● WHAT THE TASK REQUIRES: Read the records below and copy each line that contains "true".

● RECORDS FOR THE TASK:
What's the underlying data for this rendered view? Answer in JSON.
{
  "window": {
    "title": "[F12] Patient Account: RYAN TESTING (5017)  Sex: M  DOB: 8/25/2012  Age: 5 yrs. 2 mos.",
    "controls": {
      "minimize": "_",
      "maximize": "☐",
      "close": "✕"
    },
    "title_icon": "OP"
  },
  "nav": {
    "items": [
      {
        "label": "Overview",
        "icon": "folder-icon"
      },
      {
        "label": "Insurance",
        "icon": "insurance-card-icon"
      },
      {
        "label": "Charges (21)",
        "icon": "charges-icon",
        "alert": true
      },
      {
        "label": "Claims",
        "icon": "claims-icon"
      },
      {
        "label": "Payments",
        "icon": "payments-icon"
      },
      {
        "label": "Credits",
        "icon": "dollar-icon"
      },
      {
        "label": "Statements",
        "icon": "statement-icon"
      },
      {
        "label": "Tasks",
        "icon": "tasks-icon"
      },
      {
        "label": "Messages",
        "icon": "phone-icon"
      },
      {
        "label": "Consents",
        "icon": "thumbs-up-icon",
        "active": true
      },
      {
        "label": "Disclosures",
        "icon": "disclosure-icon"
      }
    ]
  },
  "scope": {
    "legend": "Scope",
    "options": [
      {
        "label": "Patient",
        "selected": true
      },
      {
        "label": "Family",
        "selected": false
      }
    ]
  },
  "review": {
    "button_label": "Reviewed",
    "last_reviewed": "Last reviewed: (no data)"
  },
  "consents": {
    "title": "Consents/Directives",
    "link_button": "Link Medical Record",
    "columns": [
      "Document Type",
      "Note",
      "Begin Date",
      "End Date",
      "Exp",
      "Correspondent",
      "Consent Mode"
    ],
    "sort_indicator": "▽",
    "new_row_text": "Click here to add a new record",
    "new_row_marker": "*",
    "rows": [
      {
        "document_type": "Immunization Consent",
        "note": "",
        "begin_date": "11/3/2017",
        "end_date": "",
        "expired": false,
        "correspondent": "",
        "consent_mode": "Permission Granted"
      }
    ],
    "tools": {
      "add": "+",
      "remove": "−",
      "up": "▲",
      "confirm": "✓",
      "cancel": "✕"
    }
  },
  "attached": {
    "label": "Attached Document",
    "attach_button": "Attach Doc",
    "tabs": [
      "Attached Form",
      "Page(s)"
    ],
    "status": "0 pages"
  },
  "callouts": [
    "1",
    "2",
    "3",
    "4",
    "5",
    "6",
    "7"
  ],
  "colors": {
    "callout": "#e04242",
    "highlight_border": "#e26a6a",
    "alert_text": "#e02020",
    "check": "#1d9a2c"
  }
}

● OUTPUT FOR THIS EXERCISE:
        "alert": true
        "active": true
        "selected": true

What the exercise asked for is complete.